Task material:
## start

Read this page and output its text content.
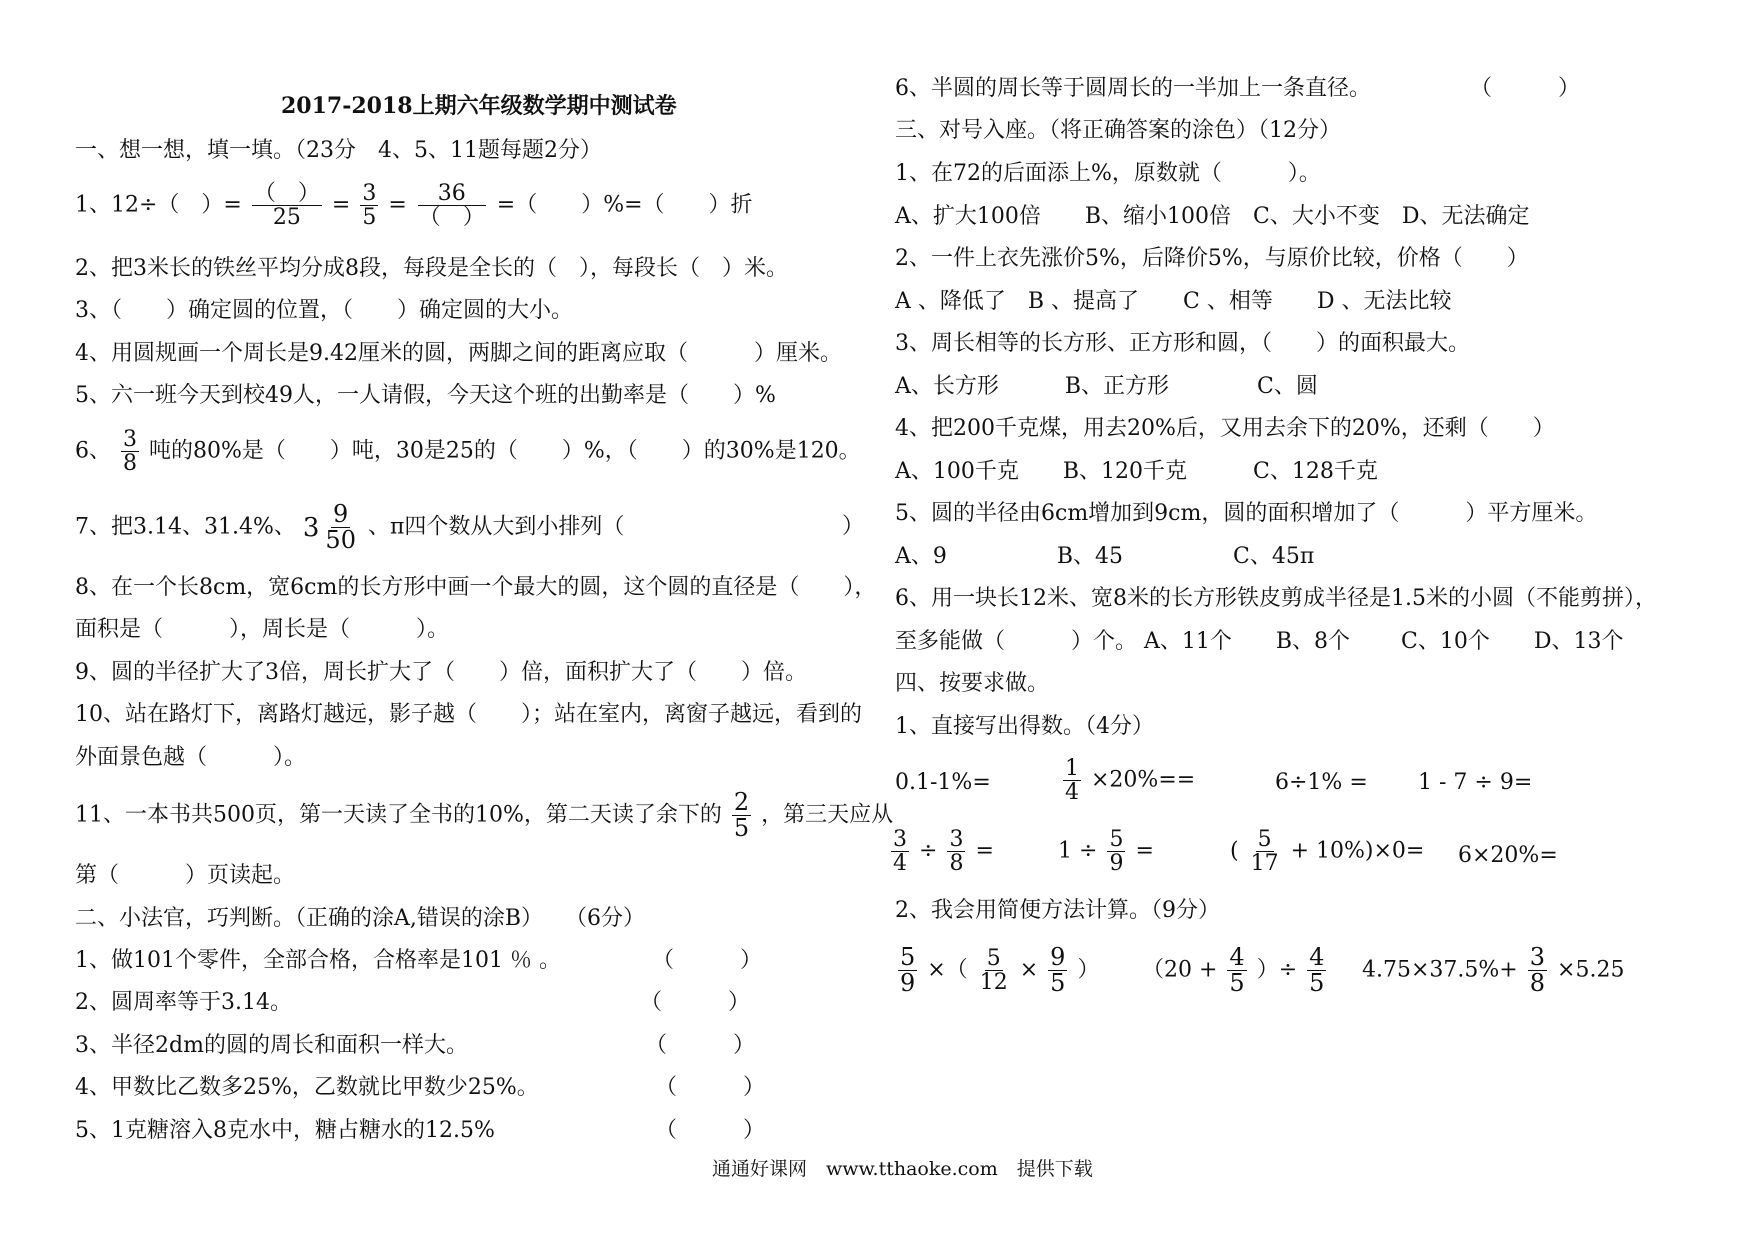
2017-2018上期六年级数学期中测试卷
一、想一想，填一填。（23分　4、5、11题每题2分）
1、12÷（　）= $\frac{( )}{25} = \frac{3}{5} = \frac{36}{( )}$ =（　　）%=（　　）折
2、把3米长的铁丝平均分成8段，每段是全长的（　），每段长（　）米。
3、（　　）确定圆的位置，（　　）确定圆的大小。
4、用圆规画一个周长是9.42厘米的圆，两脚之间的距离应取（　　　）厘米。
5、六一班今天到校49人，一人请假，今天这个班的出勤率是（　　）%
6、 $\frac{3}{8}$ 吨的80%是（　　）吨，30是25的（　　）%，（　　）的30%是120。
7、把3.14、31.4%、 $3 \frac{9}{50}$ 、π四个数从大到小排列（	）
8、在一个长8cm，宽6cm的长方形中画一个最大的圆，这个圆的直径是（　　），
面积是（　　　），周长是（　　　）。
9、圆的半径扩大了3倍，周长扩大了（　　）倍，面积扩大了（　　）倍。
10、站在路灯下，离路灯越远，影子越（　　）；站在室内，离窗子越远，看到的
外面景色越（　　　）。
11、一本书共500页，第一天读了全书的10%，第二天读了余下的 $\frac{2}{5}$ ，第三天应从
第（　　　）页读起。
二、小法官，巧判断。（正确的涂A,错误的涂B）　　（6分）
1、做101个零件，全部合格，合格率是101 ％ 。	（　　　）
2、圆周率等于3.14。	（　　　）
3、半径2dm的圆的周长和面积一样大。	（　　　）
4、甲数比乙数多25%，乙数就比甲数少25%。	（　　　）
5、1克糖溶入8克水中，糖占糖水的12.5%	（　　　）
6、半圆的周长等于圆周长的一半加上一条直径。	（　　　）
三、对号入座。（将正确答案的涂色）（12分）
1、在72的后面添上%，原数就（　　　）。
A、扩大100倍　　B、缩小100倍　C、大小不变　D、无法确定
2、一件上衣先涨价5%，后降价5%，与原价比较，价格（　　）
A 、降低了　B 、提高了　　C 、相等　　D 、无法比较
3、周长相等的长方形、正方形和圆，（　　）的面积最大。
A、长方形　　　B、正方形　　　　C、圆
4、把200千克煤，用去20%后，又用去余下的20%，还剩（　　）
A、100千克　　B、120千克　　　C、128千克
5、圆的半径由6cm增加到9cm，圆的面积增加了（　　　）平方厘米。
A、9　　　　　B、45　　　　　C、45π
6、用一块长12米、宽8米的长方形铁皮剪成半径是1.5米的小圆（不能剪拼），
至多能做（　　　）个。 A、11个　　B、8个　　 C、10个　　D、13个
四、按要求做。
1、直接写出得数。（4分）
0.1-1%=	$\frac{1}{4} \times 20\%==$	6÷1% = 1 - 7 ÷ 9=
$\frac{3}{4} \div \frac{3}{8}$ =	$1 \div \frac{5}{9}$ =	( $\frac{5}{17} + 10\%)\times 0= 6\times 20\%=$
2、我会用简便方法计算。（9分）
$\frac{5}{9}$ ×（ $\frac{5}{12} \times \frac{9}{5}$ ） （$20 + \frac{4}{5}$ ）÷ $\frac{4}{5} 4.75\times 37.5\%+ \frac{3}{8} \times 5.25$
通通好课网　www.tthaoke.com　提供下载
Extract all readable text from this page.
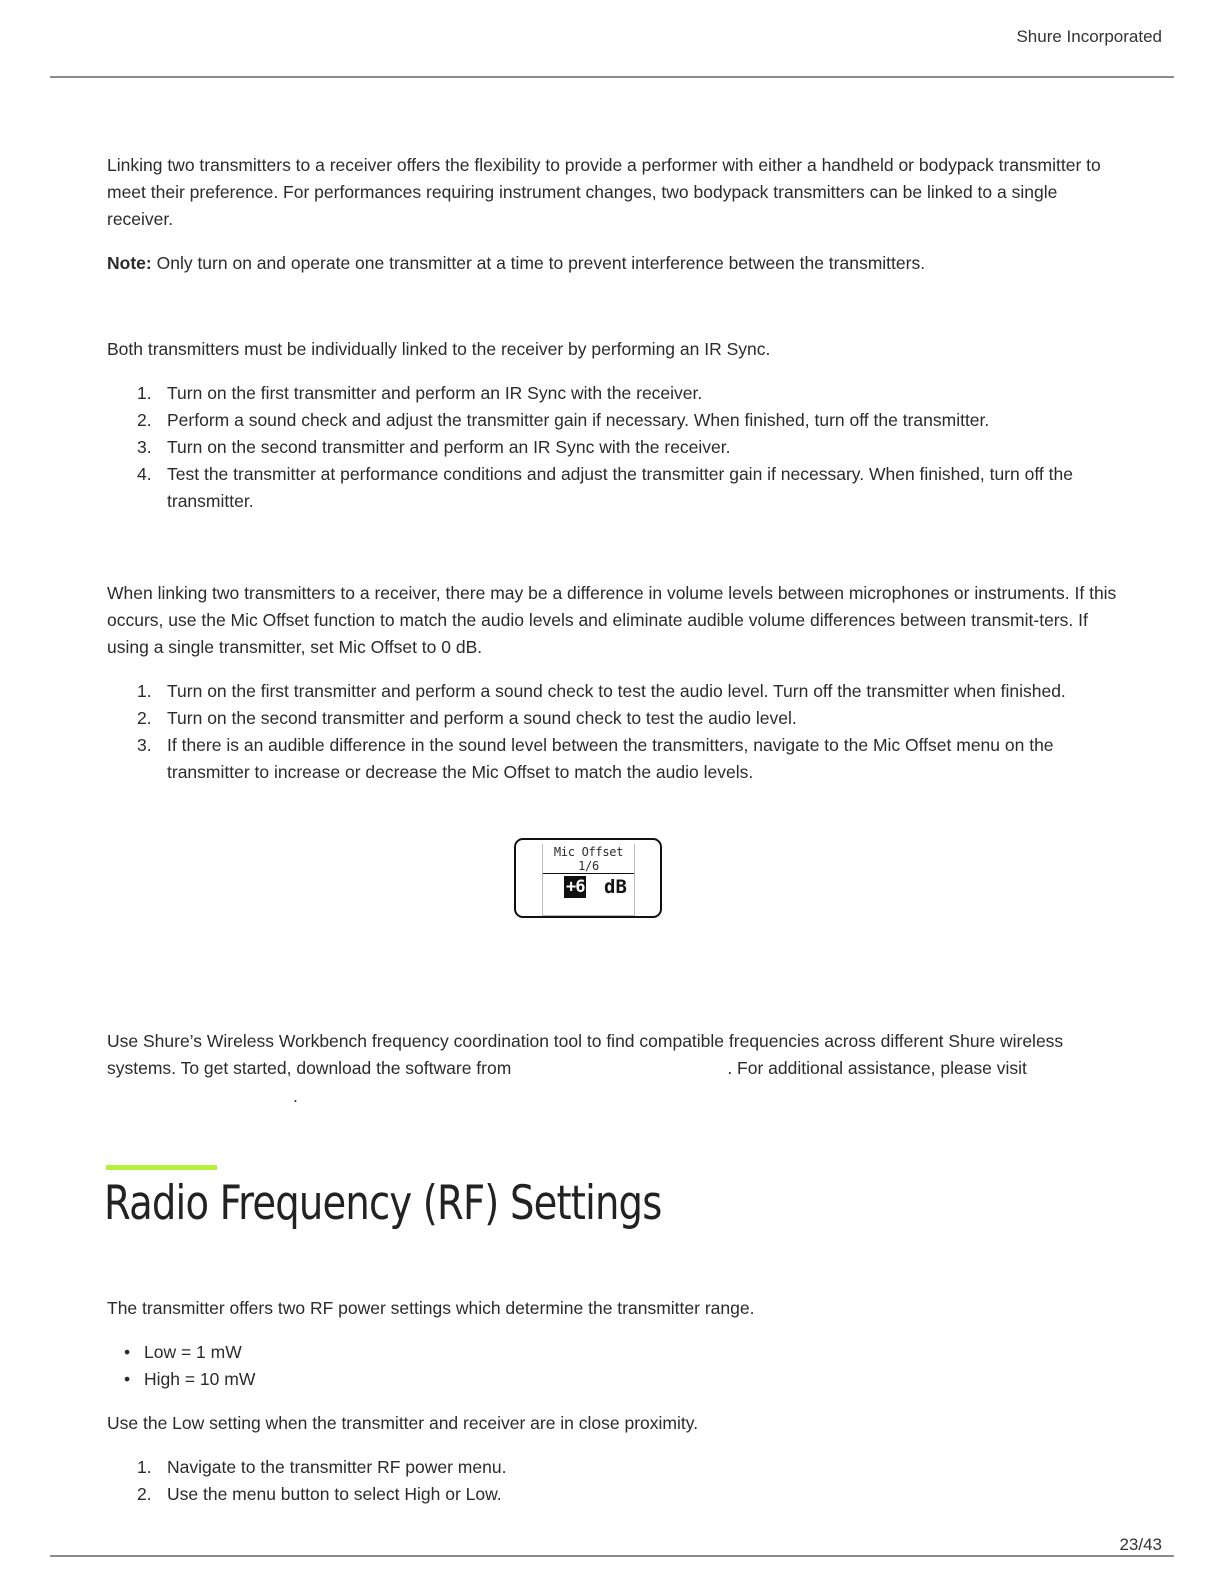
Shure Incorporated

Linking two transmitters to a receiver offers the flexibility to provide a performer with either a handheld or bodypack transmitter to meet their preference. For performances requiring instrument changes, two bodypack transmitters can be linked to a single receiver.

Note: Only turn on and operate one transmitter at a time to prevent interference between the transmitters.

Both transmitters must be individually linked to the receiver by performing an IR Sync.

1. Turn on the first transmitter and perform an IR Sync with the receiver.
2. Perform a sound check and adjust the transmitter gain if necessary. When finished, turn off the transmitter.
3. Turn on the second transmitter and perform an IR Sync with the receiver.
4. Test the transmitter at performance conditions and adjust the transmitter gain if necessary. When finished, turn off the transmitter.

When linking two transmitters to a receiver, there may be a difference in volume levels between microphones or instruments. If this occurs, use the Mic Offset function to match the audio levels and eliminate audible volume differences between transmit-ters. If using a single transmitter, set Mic Offset to 0 dB.

1. Turn on the first transmitter and perform a sound check to test the audio level. Turn off the transmitter when finished.
2. Turn on the second transmitter and perform a sound check to test the audio level.
3. If there is an audible difference in the sound level between the transmitters, navigate to the Mic Offset menu on the transmitter to increase or decrease the Mic Offset to match the audio levels.
Mic Offset 1/6
+6 dB

Use Shure’s Wireless Workbench frequency coordination tool to find compatible frequencies across different Shure wireless

systems. To get started, download the software from	. For additional assistance, please visit

.
Radio Frequency (RF) Settings

The transmitter offers two RF power settings which determine the transmitter range.

• Low = 1 mW
• High = 10 mW

Use the Low setting when the transmitter and receiver are in close proximity.

1. Navigate to the transmitter RF power menu.
2. Use the menu button to select High or Low.
23/43
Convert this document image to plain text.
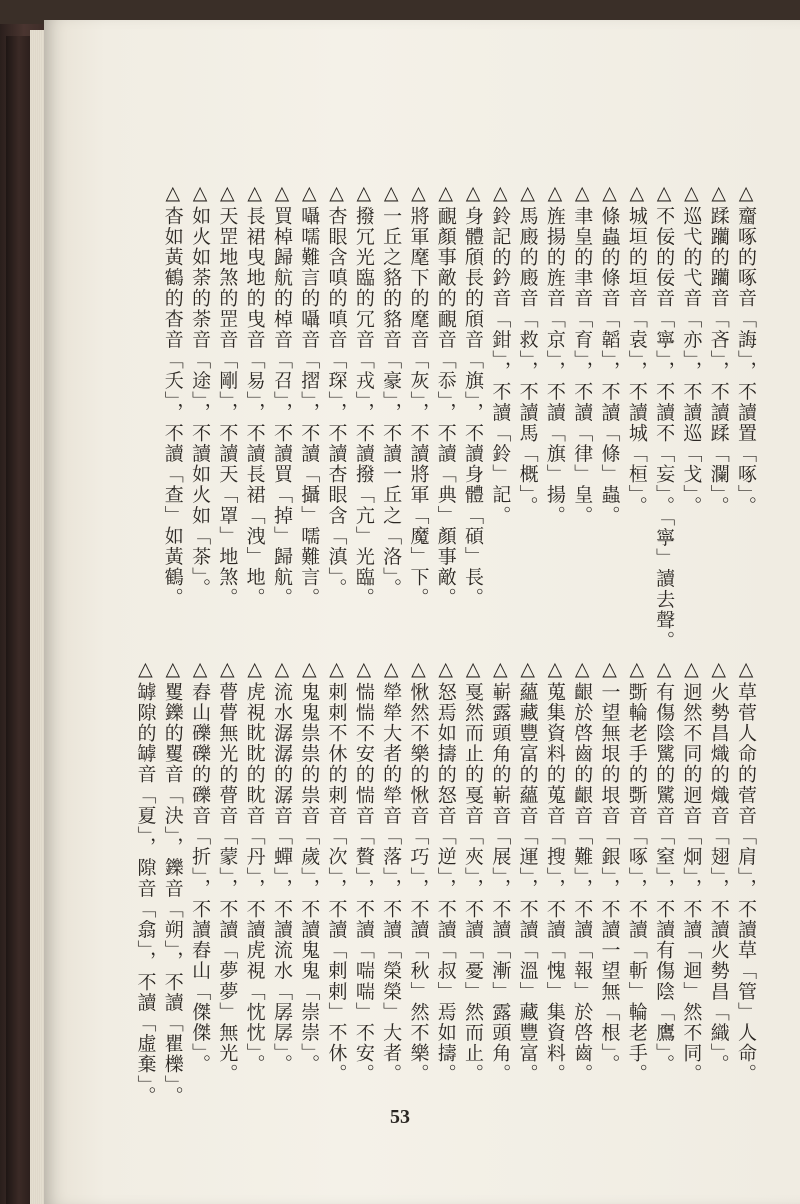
△齏啄的啄音「誨」，不讀置「啄」。
△蹂躪的躪音「吝」，不讀蹂「瀾」。
△巡弋的弋音「亦」，不讀巡「戈」。
△不佞的佞音「寧」，不讀不「妄」。「寧」讀去聲。
△城垣的垣音「袁」，不讀城「桓」。
△條蟲的條音「韜」，不讀「條」蟲。
△聿皇的聿音「育」，不讀「律」皇。
△旌揚的旌音「京」，不讀「旗」揚。
△馬廄的廄音「救」，不讀馬「概」。
△鈴記的鈐音「鉗」，不讀「鈴」記。
△身體頎長的頎音「旗」，不讀身體「碩」長。
△靦顏事敵的靦音「忝」，不讀「典」顏事敵。
△將軍麾下的麾音「灰」，不讀將軍「魔」下。
△一丘之貉的貉音「豪」，不讀一丘之「洛」。
△撥冗光臨的冗音「戎」，不讀撥「亢」光臨。
△杏眼含嗔的嗔音「琛」，不讀杏眼含「滇」。
△囁嚅難言的囁音「摺」，不讀「攝」嚅難言。
△買棹歸航的棹音「召」，不讀買「掉」歸航。
△長裙曳地的曳音「易」，不讀長裙「洩」地。
△天罡地煞的罡音「剛」，不讀天「罩」地煞。
△如火如荼的荼音「途」，不讀如火如「茶」。
△杳如黃鶴的杳音「夭」，不讀「查」如黃鶴。
△草菅人命的菅音「肩」，不讀草「管」人命。
△火勢昌熾的熾音「翅」，不讀火勢昌「織」。
△迥然不同的迥音「炯」，不讀「迴」然不同。
△有傷陰騭的騭音「窒」，不讀有傷陰「鷹」。
△斲輪老手的斲音「啄」，不讀「斬」輪老手。
△一望無垠的垠音「銀」，不讀一望無「根」。
△齦於啓齒的齦音「難」，不讀「報」於啓齒。
△蒐集資料的蒐音「搜」，不讀「愧」集資料。
△蘊藏豐富的蘊音「運」，不讀「溫」藏豐富。
△嶄露頭角的嶄音「展」，不讀「漸」露頭角。
△戛然而止的戛音「夾」，不讀「憂」然而止。
△怒焉如擣的怒音「逆」，不讀「叔」焉如擣。
△愀然不樂的愀音「巧」，不讀「秋」然不樂。
△犖犖大者的犖音「落」，不讀「榮榮」大者。
△惴惴不安的惴音「贅」，不讀「喘喘」不安。
△刺刺不休的刺音「次」，不讀「剌剌」不休。
△鬼鬼祟祟的祟音「歲」，不讀鬼鬼「崇崇」。
△流水潺潺的潺音「蟬」，不讀流水「孱孱」。
△虎視眈眈的眈音「丹」，不讀虎視「忱忱」。
△瞢瞢無光的瞢音「蒙」，不讀「夢夢」無光。
△舂山礫礫的礫音「折」，不讀舂山「傑傑」。
△矍鑠的矍音「決」，鑠音「朔」，不讀「瞿櫟」。
△罅隙的罅音「夏」，隙音「翕」，不讀「虛棄」。
53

## end

Exercise details: Exactly repeat every line from the line that includes "Convert this document image to plain text." to the end of the listing, and nothing else, leaving pictures out.

Response:
Convert this document image to plain text.
△齏啄的啄音「誨」，不讀置「啄」。
△蹂躪的躪音「吝」，不讀蹂「瀾」。
△巡弋的弋音「亦」，不讀巡「戈」。
△不佞的佞音「寧」，不讀不「妄」。「寧」讀去聲。
△城垣的垣音「袁」，不讀城「桓」。
△條蟲的條音「韜」，不讀「條」蟲。
△聿皇的聿音「育」，不讀「律」皇。
△旌揚的旌音「京」，不讀「旗」揚。
△馬廄的廄音「救」，不讀馬「概」。
△鈴記的鈐音「鉗」，不讀「鈴」記。
△身體頎長的頎音「旗」，不讀身體「碩」長。
△靦顏事敵的靦音「忝」，不讀「典」顏事敵。
△將軍麾下的麾音「灰」，不讀將軍「魔」下。
△一丘之貉的貉音「豪」，不讀一丘之「洛」。
△撥冗光臨的冗音「戎」，不讀撥「亢」光臨。
△杏眼含嗔的嗔音「琛」，不讀杏眼含「滇」。
△囁嚅難言的囁音「摺」，不讀「攝」嚅難言。
△買棹歸航的棹音「召」，不讀買「掉」歸航。
△長裙曳地的曳音「易」，不讀長裙「洩」地。
△天罡地煞的罡音「剛」，不讀天「罩」地煞。
△如火如荼的荼音「途」，不讀如火如「茶」。
△杳如黃鶴的杳音「夭」，不讀「查」如黃鶴。
△草菅人命的菅音「肩」，不讀草「管」人命。
△火勢昌熾的熾音「翅」，不讀火勢昌「織」。
△迥然不同的迥音「炯」，不讀「迴」然不同。
△有傷陰騭的騭音「窒」，不讀有傷陰「鷹」。
△斲輪老手的斲音「啄」，不讀「斬」輪老手。
△一望無垠的垠音「銀」，不讀一望無「根」。
△齦於啓齒的齦音「難」，不讀「報」於啓齒。
△蒐集資料的蒐音「搜」，不讀「愧」集資料。
△蘊藏豐富的蘊音「運」，不讀「溫」藏豐富。
△嶄露頭角的嶄音「展」，不讀「漸」露頭角。
△戛然而止的戛音「夾」，不讀「憂」然而止。
△怒焉如擣的怒音「逆」，不讀「叔」焉如擣。
△愀然不樂的愀音「巧」，不讀「秋」然不樂。
△犖犖大者的犖音「落」，不讀「榮榮」大者。
△惴惴不安的惴音「贅」，不讀「喘喘」不安。
△刺刺不休的刺音「次」，不讀「剌剌」不休。
△鬼鬼祟祟的祟音「歲」，不讀鬼鬼「崇崇」。
△流水潺潺的潺音「蟬」，不讀流水「孱孱」。
△虎視眈眈的眈音「丹」，不讀虎視「忱忱」。
△瞢瞢無光的瞢音「蒙」，不讀「夢夢」無光。
△舂山礫礫的礫音「折」，不讀舂山「傑傑」。
△矍鑠的矍音「決」，鑠音「朔」，不讀「瞿櫟」。
△罅隙的罅音「夏」，隙音「翕」，不讀「虛棄」。
53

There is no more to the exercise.